> _Task_
Each entry below is to be given again word for word, with no pictures.

> _Extracted material_
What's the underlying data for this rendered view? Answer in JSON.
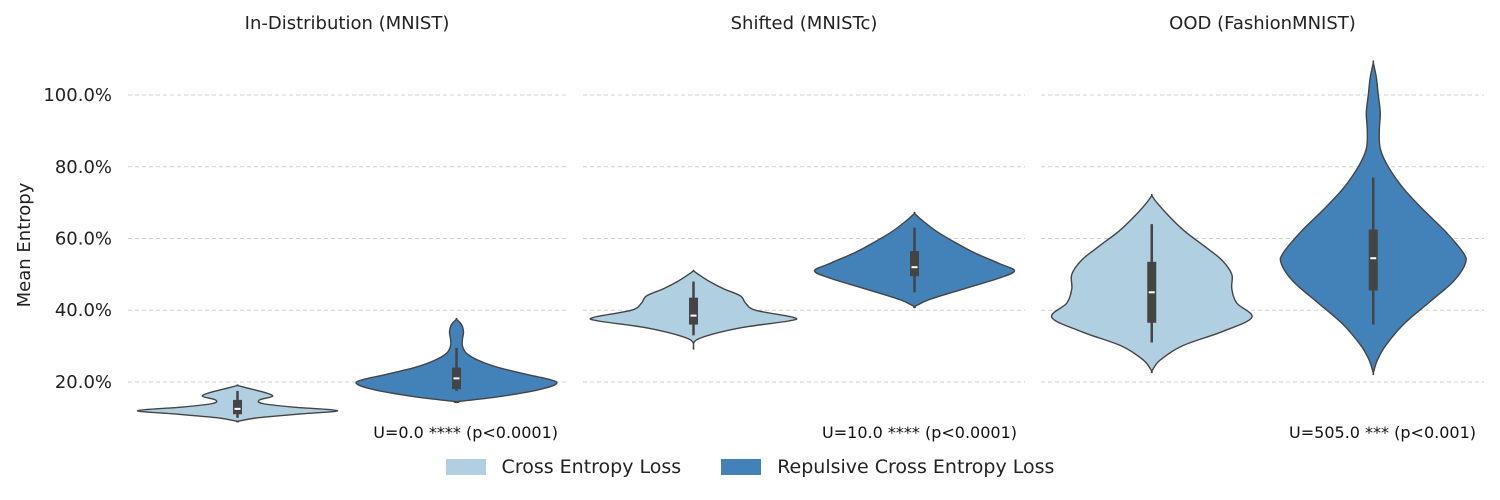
{
  "chart_data": {
    "type": "violin",
    "ylabel": "Mean Entropy",
    "ylim": [
      0.08,
      1.12
    ],
    "yticks": [
      0.2,
      0.4,
      0.6,
      0.8,
      1.0
    ],
    "ytick_labels": [
      "20.0%",
      "40.0%",
      "60.0%",
      "80.0%",
      "100.0%"
    ],
    "grid": true,
    "legend_placement": "bottom-center",
    "series": [
      {
        "name": "Cross Entropy Loss",
        "color": "#b0cfe1"
      },
      {
        "name": "Repulsive Cross Entropy Loss",
        "color": "#4282b9"
      }
    ],
    "panels": [
      {
        "title": "In-Distribution (MNIST)",
        "annotation": "U=0.0 **** (p<0.0001)",
        "violins": [
          {
            "series": "Cross Entropy Loss",
            "range": [
              0.09,
              0.19
            ],
            "q1": 0.11,
            "median": 0.125,
            "q3": 0.15,
            "whisker_low": 0.1,
            "whisker_high": 0.175,
            "profile": [
              [
                0.09,
                0.0
              ],
              [
                0.1,
                0.2
              ],
              [
                0.11,
                0.6
              ],
              [
                0.12,
                1.0
              ],
              [
                0.13,
                0.55
              ],
              [
                0.14,
                0.25
              ],
              [
                0.15,
                0.22
              ],
              [
                0.16,
                0.35
              ],
              [
                0.17,
                0.28
              ],
              [
                0.18,
                0.14
              ],
              [
                0.19,
                0.0
              ]
            ]
          },
          {
            "series": "Repulsive Cross Entropy Loss",
            "range": [
              0.145,
              0.375
            ],
            "q1": 0.18,
            "median": 0.21,
            "q3": 0.24,
            "whisker_low": 0.175,
            "whisker_high": 0.295,
            "profile": [
              [
                0.145,
                0.0
              ],
              [
                0.16,
                0.45
              ],
              [
                0.18,
                0.85
              ],
              [
                0.2,
                1.0
              ],
              [
                0.22,
                0.72
              ],
              [
                0.24,
                0.42
              ],
              [
                0.26,
                0.22
              ],
              [
                0.28,
                0.1
              ],
              [
                0.3,
                0.06
              ],
              [
                0.32,
                0.06
              ],
              [
                0.34,
                0.07
              ],
              [
                0.36,
                0.05
              ],
              [
                0.375,
                0.0
              ]
            ]
          }
        ]
      },
      {
        "title": "Shifted (MNISTc)",
        "annotation": "U=10.0 **** (p<0.0001)",
        "violins": [
          {
            "series": "Cross Entropy Loss",
            "range": [
              0.295,
              0.51
            ],
            "q1": 0.36,
            "median": 0.385,
            "q3": 0.435,
            "whisker_low": 0.33,
            "whisker_high": 0.48,
            "profile": [
              [
                0.295,
                0.0
              ],
              [
                0.32,
                0.05
              ],
              [
                0.35,
                0.45
              ],
              [
                0.37,
                0.95
              ],
              [
                0.38,
                1.0
              ],
              [
                0.4,
                0.62
              ],
              [
                0.42,
                0.52
              ],
              [
                0.44,
                0.47
              ],
              [
                0.46,
                0.3
              ],
              [
                0.48,
                0.16
              ],
              [
                0.5,
                0.05
              ],
              [
                0.51,
                0.0
              ]
            ]
          },
          {
            "series": "Repulsive Cross Entropy Loss",
            "range": [
              0.41,
              0.67
            ],
            "q1": 0.495,
            "median": 0.52,
            "q3": 0.565,
            "whisker_low": 0.45,
            "whisker_high": 0.63,
            "profile": [
              [
                0.41,
                0.0
              ],
              [
                0.43,
                0.15
              ],
              [
                0.46,
                0.5
              ],
              [
                0.49,
                0.85
              ],
              [
                0.51,
                1.0
              ],
              [
                0.53,
                0.85
              ],
              [
                0.56,
                0.6
              ],
              [
                0.59,
                0.4
              ],
              [
                0.62,
                0.22
              ],
              [
                0.65,
                0.08
              ],
              [
                0.67,
                0.0
              ]
            ]
          }
        ]
      },
      {
        "title": "OOD (FashionMNIST)",
        "annotation": "U=505.0 *** (p<0.001)",
        "violins": [
          {
            "series": "Cross Entropy Loss",
            "range": [
              0.23,
              0.72
            ],
            "q1": 0.365,
            "median": 0.45,
            "q3": 0.535,
            "whisker_low": 0.31,
            "whisker_high": 0.64,
            "profile": [
              [
                0.23,
                0.0
              ],
              [
                0.26,
                0.08
              ],
              [
                0.3,
                0.3
              ],
              [
                0.34,
                0.7
              ],
              [
                0.38,
                1.0
              ],
              [
                0.42,
                0.85
              ],
              [
                0.46,
                0.8
              ],
              [
                0.5,
                0.8
              ],
              [
                0.54,
                0.7
              ],
              [
                0.58,
                0.52
              ],
              [
                0.62,
                0.33
              ],
              [
                0.66,
                0.18
              ],
              [
                0.7,
                0.05
              ],
              [
                0.72,
                0.0
              ]
            ]
          },
          {
            "series": "Repulsive Cross Entropy Loss",
            "range": [
              0.225,
              1.09
            ],
            "q1": 0.455,
            "median": 0.545,
            "q3": 0.625,
            "whisker_low": 0.36,
            "whisker_high": 0.77,
            "profile": [
              [
                0.225,
                0.0
              ],
              [
                0.26,
                0.04
              ],
              [
                0.3,
                0.12
              ],
              [
                0.36,
                0.3
              ],
              [
                0.42,
                0.55
              ],
              [
                0.48,
                0.8
              ],
              [
                0.53,
                0.92
              ],
              [
                0.56,
                0.9
              ],
              [
                0.62,
                0.72
              ],
              [
                0.68,
                0.5
              ],
              [
                0.74,
                0.3
              ],
              [
                0.8,
                0.15
              ],
              [
                0.85,
                0.07
              ],
              [
                0.9,
                0.06
              ],
              [
                0.95,
                0.07
              ],
              [
                1.0,
                0.05
              ],
              [
                1.05,
                0.03
              ],
              [
                1.09,
                0.0
              ]
            ]
          }
        ]
      }
    ]
  }
}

> _Result of this task_
What's the underlying data for this rendered view? Answer in JSON.
{
  "chart_data": {
    "type": "violin",
    "ylabel": "Mean Entropy",
    "ylim": [
      0.08,
      1.12
    ],
    "yticks": [
      0.2,
      0.4,
      0.6,
      0.8,
      1.0
    ],
    "ytick_labels": [
      "20.0%",
      "40.0%",
      "60.0%",
      "80.0%",
      "100.0%"
    ],
    "grid": true,
    "legend_placement": "bottom-center",
    "series": [
      {
        "name": "Cross Entropy Loss",
        "color": "#b0cfe1"
      },
      {
        "name": "Repulsive Cross Entropy Loss",
        "color": "#4282b9"
      }
    ],
    "panels": [
      {
        "title": "In-Distribution (MNIST)",
        "annotation": "U=0.0 **** (p<0.0001)",
        "violins": [
          {
            "series": "Cross Entropy Loss",
            "range": [
              0.09,
              0.19
            ],
            "q1": 0.11,
            "median": 0.125,
            "q3": 0.15,
            "whisker_low": 0.1,
            "whisker_high": 0.175,
            "profile": [
              [
                0.09,
                0.0
              ],
              [
                0.1,
                0.2
              ],
              [
                0.11,
                0.6
              ],
              [
                0.12,
                1.0
              ],
              [
                0.13,
                0.55
              ],
              [
                0.14,
                0.25
              ],
              [
                0.15,
                0.22
              ],
              [
                0.16,
                0.35
              ],
              [
                0.17,
                0.28
              ],
              [
                0.18,
                0.14
              ],
              [
                0.19,
                0.0
              ]
            ]
          },
          {
            "series": "Repulsive Cross Entropy Loss",
            "range": [
              0.145,
              0.375
            ],
            "q1": 0.18,
            "median": 0.21,
            "q3": 0.24,
            "whisker_low": 0.175,
            "whisker_high": 0.295,
            "profile": [
              [
                0.145,
                0.0
              ],
              [
                0.16,
                0.45
              ],
              [
                0.18,
                0.85
              ],
              [
                0.2,
                1.0
              ],
              [
                0.22,
                0.72
              ],
              [
                0.24,
                0.42
              ],
              [
                0.26,
                0.22
              ],
              [
                0.28,
                0.1
              ],
              [
                0.3,
                0.06
              ],
              [
                0.32,
                0.06
              ],
              [
                0.34,
                0.07
              ],
              [
                0.36,
                0.05
              ],
              [
                0.375,
                0.0
              ]
            ]
          }
        ]
      },
      {
        "title": "Shifted (MNISTc)",
        "annotation": "U=10.0 **** (p<0.0001)",
        "violins": [
          {
            "series": "Cross Entropy Loss",
            "range": [
              0.295,
              0.51
            ],
            "q1": 0.36,
            "median": 0.385,
            "q3": 0.435,
            "whisker_low": 0.33,
            "whisker_high": 0.48,
            "profile": [
              [
                0.295,
                0.0
              ],
              [
                0.32,
                0.05
              ],
              [
                0.35,
                0.45
              ],
              [
                0.37,
                0.95
              ],
              [
                0.38,
                1.0
              ],
              [
                0.4,
                0.62
              ],
              [
                0.42,
                0.52
              ],
              [
                0.44,
                0.47
              ],
              [
                0.46,
                0.3
              ],
              [
                0.48,
                0.16
              ],
              [
                0.5,
                0.05
              ],
              [
                0.51,
                0.0
              ]
            ]
          },
          {
            "series": "Repulsive Cross Entropy Loss",
            "range": [
              0.41,
              0.67
            ],
            "q1": 0.495,
            "median": 0.52,
            "q3": 0.565,
            "whisker_low": 0.45,
            "whisker_high": 0.63,
            "profile": [
              [
                0.41,
                0.0
              ],
              [
                0.43,
                0.15
              ],
              [
                0.46,
                0.5
              ],
              [
                0.49,
                0.85
              ],
              [
                0.51,
                1.0
              ],
              [
                0.53,
                0.85
              ],
              [
                0.56,
                0.6
              ],
              [
                0.59,
                0.4
              ],
              [
                0.62,
                0.22
              ],
              [
                0.65,
                0.08
              ],
              [
                0.67,
                0.0
              ]
            ]
          }
        ]
      },
      {
        "title": "OOD (FashionMNIST)",
        "annotation": "U=505.0 *** (p<0.001)",
        "violins": [
          {
            "series": "Cross Entropy Loss",
            "range": [
              0.23,
              0.72
            ],
            "q1": 0.365,
            "median": 0.45,
            "q3": 0.535,
            "whisker_low": 0.31,
            "whisker_high": 0.64,
            "profile": [
              [
                0.23,
                0.0
              ],
              [
                0.26,
                0.08
              ],
              [
                0.3,
                0.3
              ],
              [
                0.34,
                0.7
              ],
              [
                0.38,
                1.0
              ],
              [
                0.42,
                0.85
              ],
              [
                0.46,
                0.8
              ],
              [
                0.5,
                0.8
              ],
              [
                0.54,
                0.7
              ],
              [
                0.58,
                0.52
              ],
              [
                0.62,
                0.33
              ],
              [
                0.66,
                0.18
              ],
              [
                0.7,
                0.05
              ],
              [
                0.72,
                0.0
              ]
            ]
          },
          {
            "series": "Repulsive Cross Entropy Loss",
            "range": [
              0.225,
              1.09
            ],
            "q1": 0.455,
            "median": 0.545,
            "q3": 0.625,
            "whisker_low": 0.36,
            "whisker_high": 0.77,
            "profile": [
              [
                0.225,
                0.0
              ],
              [
                0.26,
                0.04
              ],
              [
                0.3,
                0.12
              ],
              [
                0.36,
                0.3
              ],
              [
                0.42,
                0.55
              ],
              [
                0.48,
                0.8
              ],
              [
                0.53,
                0.92
              ],
              [
                0.56,
                0.9
              ],
              [
                0.62,
                0.72
              ],
              [
                0.68,
                0.5
              ],
              [
                0.74,
                0.3
              ],
              [
                0.8,
                0.15
              ],
              [
                0.85,
                0.07
              ],
              [
                0.9,
                0.06
              ],
              [
                0.95,
                0.07
              ],
              [
                1.0,
                0.05
              ],
              [
                1.05,
                0.03
              ],
              [
                1.09,
                0.0
              ]
            ]
          }
        ]
      }
    ]
  }
}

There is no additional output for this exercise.